**Exercise directions:** Below is a block of records. Copy every line in it that contains the word "into".

* * *

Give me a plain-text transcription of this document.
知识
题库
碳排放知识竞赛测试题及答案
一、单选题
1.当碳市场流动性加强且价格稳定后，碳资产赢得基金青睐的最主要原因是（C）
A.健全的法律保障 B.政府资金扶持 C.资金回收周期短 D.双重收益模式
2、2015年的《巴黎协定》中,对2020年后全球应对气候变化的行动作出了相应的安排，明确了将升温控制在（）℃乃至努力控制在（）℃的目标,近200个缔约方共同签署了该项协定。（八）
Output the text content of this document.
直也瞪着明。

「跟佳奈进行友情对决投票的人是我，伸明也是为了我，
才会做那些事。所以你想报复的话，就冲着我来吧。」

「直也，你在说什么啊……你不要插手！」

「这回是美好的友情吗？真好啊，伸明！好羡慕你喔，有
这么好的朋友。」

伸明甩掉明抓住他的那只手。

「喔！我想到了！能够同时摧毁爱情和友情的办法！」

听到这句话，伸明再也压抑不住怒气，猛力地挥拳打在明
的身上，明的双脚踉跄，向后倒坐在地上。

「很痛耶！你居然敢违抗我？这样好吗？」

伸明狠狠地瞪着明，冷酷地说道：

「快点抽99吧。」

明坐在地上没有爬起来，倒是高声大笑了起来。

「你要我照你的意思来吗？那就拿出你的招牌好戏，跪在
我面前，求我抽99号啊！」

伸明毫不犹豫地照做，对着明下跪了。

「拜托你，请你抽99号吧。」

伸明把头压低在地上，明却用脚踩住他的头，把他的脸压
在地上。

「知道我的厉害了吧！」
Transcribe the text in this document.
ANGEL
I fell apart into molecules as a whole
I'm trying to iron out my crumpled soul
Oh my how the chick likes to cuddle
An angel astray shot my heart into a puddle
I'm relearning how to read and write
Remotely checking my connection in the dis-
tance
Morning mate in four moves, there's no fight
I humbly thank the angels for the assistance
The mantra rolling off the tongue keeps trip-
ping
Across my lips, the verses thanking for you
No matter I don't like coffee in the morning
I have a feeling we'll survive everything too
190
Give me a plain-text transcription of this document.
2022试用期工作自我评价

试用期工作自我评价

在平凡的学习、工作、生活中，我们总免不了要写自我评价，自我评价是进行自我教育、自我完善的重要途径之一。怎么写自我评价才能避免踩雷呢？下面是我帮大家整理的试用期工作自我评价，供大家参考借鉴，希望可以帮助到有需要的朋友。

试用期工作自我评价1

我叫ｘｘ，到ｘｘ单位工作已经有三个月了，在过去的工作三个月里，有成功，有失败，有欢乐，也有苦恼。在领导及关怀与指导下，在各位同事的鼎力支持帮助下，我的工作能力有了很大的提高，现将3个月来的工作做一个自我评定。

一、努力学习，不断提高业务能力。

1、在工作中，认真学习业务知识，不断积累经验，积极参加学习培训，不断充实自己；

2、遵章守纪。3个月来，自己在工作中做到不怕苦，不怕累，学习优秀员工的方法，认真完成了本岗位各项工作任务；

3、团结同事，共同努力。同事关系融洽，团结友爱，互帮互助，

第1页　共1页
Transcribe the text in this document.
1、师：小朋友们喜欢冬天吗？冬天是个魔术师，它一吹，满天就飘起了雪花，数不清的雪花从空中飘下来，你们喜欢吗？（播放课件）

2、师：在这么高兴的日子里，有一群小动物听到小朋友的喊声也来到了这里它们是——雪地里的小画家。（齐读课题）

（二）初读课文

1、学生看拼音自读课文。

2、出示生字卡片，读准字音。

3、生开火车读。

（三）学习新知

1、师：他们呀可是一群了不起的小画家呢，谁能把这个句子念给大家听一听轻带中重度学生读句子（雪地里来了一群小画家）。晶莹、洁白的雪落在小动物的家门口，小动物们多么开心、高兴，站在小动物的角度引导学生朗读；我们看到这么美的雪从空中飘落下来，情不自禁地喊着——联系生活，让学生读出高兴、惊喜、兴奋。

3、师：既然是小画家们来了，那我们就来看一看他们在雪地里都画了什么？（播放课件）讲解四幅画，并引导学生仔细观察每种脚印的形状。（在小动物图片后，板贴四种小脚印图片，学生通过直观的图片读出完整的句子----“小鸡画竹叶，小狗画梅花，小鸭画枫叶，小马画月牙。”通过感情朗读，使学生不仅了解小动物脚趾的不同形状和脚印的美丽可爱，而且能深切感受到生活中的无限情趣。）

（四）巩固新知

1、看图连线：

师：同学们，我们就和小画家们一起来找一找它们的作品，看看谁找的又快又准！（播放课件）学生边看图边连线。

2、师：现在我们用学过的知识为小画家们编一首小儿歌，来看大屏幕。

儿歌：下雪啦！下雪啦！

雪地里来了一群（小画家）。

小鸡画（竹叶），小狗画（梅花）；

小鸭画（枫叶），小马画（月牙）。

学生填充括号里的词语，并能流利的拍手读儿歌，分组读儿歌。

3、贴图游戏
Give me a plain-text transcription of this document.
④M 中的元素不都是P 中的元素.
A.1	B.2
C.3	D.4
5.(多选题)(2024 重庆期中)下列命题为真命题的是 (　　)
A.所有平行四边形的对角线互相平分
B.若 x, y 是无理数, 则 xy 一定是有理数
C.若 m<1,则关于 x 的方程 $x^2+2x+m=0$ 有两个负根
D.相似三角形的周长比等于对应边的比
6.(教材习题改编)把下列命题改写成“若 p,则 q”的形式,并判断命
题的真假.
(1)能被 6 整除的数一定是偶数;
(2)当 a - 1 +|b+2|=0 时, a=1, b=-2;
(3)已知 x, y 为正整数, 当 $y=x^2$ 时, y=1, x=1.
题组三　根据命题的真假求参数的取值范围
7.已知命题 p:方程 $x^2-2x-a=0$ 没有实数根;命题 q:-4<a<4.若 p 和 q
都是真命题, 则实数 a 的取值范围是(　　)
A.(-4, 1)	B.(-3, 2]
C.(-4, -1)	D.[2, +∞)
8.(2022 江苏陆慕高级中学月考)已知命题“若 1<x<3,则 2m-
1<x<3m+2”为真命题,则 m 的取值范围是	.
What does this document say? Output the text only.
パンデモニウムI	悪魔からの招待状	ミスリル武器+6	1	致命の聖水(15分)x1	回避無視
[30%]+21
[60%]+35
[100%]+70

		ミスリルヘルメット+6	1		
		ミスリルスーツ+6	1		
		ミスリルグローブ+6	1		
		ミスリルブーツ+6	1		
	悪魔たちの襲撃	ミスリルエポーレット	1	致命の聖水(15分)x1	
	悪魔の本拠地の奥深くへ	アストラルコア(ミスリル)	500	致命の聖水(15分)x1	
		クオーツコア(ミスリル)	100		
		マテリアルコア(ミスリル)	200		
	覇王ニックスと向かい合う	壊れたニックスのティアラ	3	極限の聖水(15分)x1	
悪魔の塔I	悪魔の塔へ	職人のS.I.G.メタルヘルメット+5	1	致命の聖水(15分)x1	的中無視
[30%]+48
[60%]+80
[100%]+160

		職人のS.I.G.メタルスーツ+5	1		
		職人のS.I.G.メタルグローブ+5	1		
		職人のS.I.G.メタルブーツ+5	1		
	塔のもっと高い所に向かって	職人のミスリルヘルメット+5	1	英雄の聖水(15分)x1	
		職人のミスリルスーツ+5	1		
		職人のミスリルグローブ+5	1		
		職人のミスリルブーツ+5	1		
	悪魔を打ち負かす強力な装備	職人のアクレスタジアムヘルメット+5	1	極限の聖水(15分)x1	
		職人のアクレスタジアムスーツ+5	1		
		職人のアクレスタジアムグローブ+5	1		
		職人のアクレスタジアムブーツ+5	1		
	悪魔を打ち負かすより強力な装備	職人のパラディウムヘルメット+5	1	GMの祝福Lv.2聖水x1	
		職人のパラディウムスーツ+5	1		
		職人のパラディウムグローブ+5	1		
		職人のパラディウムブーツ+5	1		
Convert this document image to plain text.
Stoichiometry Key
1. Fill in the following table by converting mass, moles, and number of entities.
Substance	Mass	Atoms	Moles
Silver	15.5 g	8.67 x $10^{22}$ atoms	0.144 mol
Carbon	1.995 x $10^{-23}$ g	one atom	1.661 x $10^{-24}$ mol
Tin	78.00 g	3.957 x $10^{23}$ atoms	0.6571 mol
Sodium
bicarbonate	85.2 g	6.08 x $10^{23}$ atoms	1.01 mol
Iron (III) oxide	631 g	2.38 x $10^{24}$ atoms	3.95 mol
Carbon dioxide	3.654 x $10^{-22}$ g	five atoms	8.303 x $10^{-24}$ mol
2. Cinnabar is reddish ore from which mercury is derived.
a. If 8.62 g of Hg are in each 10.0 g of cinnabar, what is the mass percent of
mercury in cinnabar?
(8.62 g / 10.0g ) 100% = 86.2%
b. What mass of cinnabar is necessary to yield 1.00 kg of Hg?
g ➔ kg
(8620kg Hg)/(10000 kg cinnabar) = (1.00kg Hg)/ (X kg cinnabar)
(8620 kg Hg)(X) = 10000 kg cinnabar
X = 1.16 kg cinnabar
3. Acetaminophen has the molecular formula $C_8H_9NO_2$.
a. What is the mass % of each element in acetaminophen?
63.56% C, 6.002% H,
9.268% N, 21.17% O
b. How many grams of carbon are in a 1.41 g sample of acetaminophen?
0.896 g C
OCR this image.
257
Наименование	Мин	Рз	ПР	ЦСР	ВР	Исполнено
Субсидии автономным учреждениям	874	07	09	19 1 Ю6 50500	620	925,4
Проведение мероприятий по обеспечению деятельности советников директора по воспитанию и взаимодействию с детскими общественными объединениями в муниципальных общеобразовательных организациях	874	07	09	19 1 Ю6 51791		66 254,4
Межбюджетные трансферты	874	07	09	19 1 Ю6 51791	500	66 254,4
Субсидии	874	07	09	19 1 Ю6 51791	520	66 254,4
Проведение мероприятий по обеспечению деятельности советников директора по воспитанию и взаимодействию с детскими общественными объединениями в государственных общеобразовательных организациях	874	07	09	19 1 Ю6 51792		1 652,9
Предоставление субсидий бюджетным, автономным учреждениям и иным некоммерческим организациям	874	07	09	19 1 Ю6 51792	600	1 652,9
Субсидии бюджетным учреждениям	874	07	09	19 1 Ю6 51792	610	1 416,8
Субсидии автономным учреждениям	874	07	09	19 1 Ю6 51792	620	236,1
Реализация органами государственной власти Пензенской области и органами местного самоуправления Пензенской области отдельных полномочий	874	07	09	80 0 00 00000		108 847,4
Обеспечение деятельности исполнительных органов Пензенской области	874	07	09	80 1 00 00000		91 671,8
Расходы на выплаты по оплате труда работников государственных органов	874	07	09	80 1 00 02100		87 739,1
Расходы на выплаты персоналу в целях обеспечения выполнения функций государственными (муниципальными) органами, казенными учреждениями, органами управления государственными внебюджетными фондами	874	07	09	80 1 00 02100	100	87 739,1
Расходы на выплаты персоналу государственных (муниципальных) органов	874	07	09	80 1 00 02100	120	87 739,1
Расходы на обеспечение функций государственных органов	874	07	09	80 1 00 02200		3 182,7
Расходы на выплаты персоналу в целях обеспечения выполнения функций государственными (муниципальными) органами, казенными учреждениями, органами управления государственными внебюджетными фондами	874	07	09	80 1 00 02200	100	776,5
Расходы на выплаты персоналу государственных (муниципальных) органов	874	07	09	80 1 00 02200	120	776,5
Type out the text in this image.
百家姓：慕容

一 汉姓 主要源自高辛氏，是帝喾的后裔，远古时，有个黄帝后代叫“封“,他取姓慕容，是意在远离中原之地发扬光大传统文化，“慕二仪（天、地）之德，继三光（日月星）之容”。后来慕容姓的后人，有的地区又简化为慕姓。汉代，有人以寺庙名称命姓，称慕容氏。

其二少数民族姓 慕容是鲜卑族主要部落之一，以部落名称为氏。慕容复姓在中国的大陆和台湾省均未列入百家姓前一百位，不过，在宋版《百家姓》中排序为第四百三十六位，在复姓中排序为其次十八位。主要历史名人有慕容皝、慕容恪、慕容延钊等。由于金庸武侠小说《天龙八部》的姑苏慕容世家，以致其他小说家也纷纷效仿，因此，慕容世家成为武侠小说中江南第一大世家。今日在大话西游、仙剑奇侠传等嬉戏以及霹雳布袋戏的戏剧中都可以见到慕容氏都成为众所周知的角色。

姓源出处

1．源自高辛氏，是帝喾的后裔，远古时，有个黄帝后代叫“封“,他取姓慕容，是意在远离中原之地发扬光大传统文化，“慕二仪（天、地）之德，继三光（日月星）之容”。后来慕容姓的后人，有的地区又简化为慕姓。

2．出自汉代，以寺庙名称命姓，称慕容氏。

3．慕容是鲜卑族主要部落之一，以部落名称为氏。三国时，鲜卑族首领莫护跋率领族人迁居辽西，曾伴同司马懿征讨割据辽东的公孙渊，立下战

* * *

**In response:**
I fell apart into molecules as a whole
An angel astray shot my heart into a puddle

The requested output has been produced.